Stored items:
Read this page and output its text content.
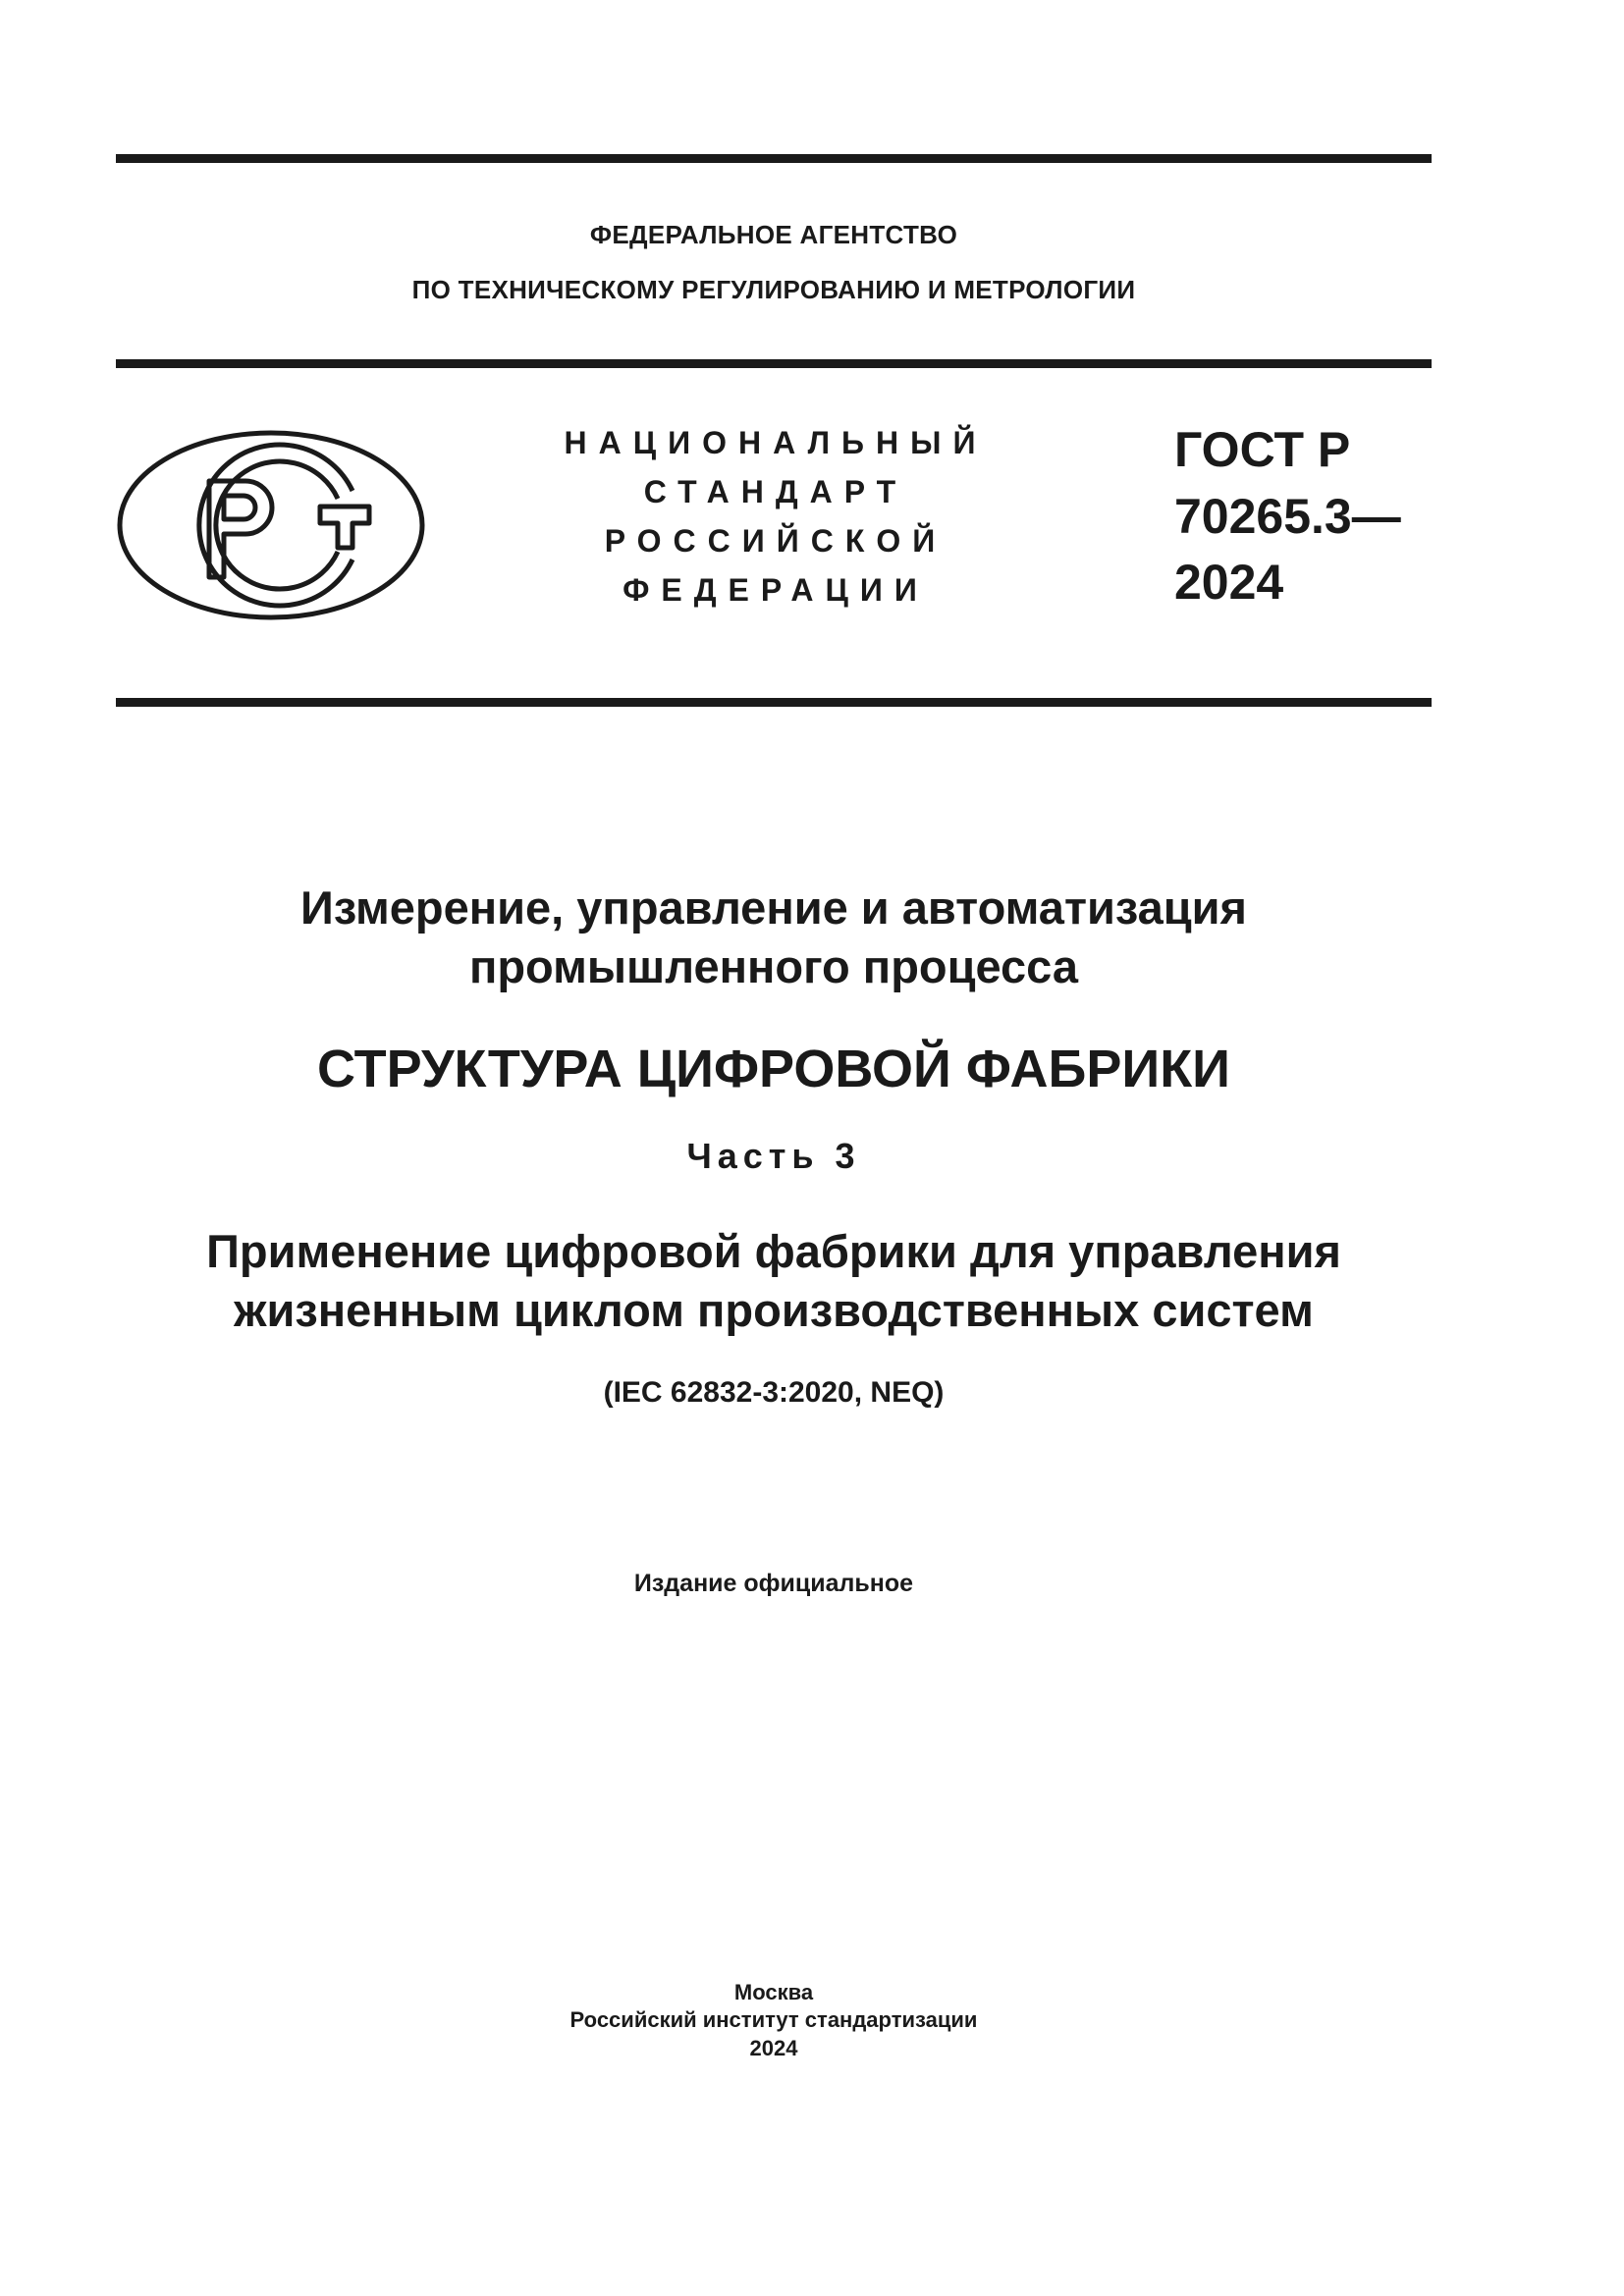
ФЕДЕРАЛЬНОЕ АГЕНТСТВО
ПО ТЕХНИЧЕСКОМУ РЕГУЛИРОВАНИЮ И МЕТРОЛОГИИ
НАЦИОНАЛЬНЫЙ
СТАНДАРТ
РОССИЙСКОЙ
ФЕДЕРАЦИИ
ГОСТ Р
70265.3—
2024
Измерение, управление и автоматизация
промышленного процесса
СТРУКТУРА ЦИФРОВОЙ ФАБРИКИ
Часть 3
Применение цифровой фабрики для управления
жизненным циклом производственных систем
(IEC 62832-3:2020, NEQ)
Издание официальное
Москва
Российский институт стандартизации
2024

Objective:
Exclude the images and reproduce the remaining data exactly.

Solution for this problem:
Read this page and output its text content.
ФЕДЕРАЛЬНОЕ АГЕНТСТВО
ПО ТЕХНИЧЕСКОМУ РЕГУЛИРОВАНИЮ И МЕТРОЛОГИИ
НАЦИОНАЛЬНЫЙ
СТАНДАРТ
РОССИЙСКОЙ
ФЕДЕРАЦИИ
ГОСТ Р
70265.3—
2024
Измерение, управление и автоматизация
промышленного процесса
СТРУКТУРА ЦИФРОВОЙ ФАБРИКИ
Часть 3
Применение цифровой фабрики для управления
жизненным циклом производственных систем
(IEC 62832-3:2020, NEQ)
Издание официальное
Москва
Российский институт стандартизации
2024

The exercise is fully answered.